— begin —

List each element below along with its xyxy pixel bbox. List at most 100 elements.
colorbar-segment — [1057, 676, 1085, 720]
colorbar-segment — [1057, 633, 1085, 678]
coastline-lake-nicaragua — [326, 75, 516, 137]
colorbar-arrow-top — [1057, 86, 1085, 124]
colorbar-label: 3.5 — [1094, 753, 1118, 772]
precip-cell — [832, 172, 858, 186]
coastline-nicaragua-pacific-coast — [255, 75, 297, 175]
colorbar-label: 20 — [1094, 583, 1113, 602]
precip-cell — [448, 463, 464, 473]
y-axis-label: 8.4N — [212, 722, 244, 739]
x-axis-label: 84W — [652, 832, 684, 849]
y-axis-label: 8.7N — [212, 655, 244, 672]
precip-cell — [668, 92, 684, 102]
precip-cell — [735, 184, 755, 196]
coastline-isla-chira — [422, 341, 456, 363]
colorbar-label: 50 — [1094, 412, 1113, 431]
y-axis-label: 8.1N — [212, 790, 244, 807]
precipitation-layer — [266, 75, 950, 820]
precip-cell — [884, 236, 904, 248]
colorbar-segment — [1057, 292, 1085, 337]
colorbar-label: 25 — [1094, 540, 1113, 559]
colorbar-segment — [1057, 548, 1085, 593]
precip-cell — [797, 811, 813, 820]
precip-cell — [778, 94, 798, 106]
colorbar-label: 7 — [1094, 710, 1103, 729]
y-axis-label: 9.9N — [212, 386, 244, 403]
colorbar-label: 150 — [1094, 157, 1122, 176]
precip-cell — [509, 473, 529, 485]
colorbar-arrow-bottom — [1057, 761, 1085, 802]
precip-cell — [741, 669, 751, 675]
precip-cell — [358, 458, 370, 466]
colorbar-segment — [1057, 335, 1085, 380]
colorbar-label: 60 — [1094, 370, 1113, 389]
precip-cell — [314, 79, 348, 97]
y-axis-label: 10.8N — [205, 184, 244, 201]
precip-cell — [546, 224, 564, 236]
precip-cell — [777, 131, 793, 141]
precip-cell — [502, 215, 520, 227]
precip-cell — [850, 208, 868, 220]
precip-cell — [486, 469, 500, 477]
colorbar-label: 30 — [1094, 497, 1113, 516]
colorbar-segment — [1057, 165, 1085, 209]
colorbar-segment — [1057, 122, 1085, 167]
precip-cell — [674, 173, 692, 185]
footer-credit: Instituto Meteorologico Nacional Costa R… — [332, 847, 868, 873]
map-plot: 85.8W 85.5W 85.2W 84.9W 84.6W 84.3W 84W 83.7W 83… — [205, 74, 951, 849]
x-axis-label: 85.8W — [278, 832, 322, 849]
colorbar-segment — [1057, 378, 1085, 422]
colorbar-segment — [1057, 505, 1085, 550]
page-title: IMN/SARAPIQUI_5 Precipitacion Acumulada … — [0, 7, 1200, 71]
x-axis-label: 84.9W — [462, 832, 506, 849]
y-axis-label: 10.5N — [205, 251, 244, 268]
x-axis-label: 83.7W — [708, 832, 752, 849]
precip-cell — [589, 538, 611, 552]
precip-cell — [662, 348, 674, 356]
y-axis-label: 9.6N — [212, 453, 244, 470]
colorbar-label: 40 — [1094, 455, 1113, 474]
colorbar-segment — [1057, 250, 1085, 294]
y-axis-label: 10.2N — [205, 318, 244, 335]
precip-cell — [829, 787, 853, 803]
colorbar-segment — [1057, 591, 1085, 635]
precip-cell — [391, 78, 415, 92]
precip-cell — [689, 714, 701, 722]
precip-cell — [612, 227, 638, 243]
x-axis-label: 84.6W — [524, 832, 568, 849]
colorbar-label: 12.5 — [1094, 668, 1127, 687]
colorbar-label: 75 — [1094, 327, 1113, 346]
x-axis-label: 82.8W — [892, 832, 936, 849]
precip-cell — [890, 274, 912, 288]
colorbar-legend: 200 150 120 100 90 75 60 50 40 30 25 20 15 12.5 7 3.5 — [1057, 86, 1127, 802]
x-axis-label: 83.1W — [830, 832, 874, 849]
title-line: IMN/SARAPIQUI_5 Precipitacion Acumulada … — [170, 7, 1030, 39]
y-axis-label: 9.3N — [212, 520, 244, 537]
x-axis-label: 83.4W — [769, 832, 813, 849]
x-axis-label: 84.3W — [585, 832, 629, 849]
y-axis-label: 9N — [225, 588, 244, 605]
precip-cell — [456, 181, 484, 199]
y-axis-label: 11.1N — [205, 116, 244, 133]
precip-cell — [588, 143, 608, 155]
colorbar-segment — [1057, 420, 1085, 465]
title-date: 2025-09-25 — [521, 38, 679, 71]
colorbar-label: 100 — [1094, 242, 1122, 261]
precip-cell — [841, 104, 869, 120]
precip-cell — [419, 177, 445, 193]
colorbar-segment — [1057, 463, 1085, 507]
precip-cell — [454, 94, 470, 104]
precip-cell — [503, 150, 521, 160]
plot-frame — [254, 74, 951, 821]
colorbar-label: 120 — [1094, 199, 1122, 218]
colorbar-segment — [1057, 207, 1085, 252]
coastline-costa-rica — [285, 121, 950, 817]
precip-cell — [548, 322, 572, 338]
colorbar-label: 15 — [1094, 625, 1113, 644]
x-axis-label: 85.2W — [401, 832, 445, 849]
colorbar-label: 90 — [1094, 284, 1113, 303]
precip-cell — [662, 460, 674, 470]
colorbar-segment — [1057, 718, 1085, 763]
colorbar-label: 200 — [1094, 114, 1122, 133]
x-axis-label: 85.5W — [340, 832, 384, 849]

— end —

◆ WHAT THIS TASK INVOLVES ◆
Which lines in the material above contain the string "coastline"? List each of them in full.

◆ TASK OUTPUT ◆
coastline-lake-nicaragua — [326, 75, 516, 137]
coastline-nicaragua-pacific-coast — [255, 75, 297, 175]
coastline-isla-chira — [422, 341, 456, 363]
coastline-costa-rica — [285, 121, 950, 817]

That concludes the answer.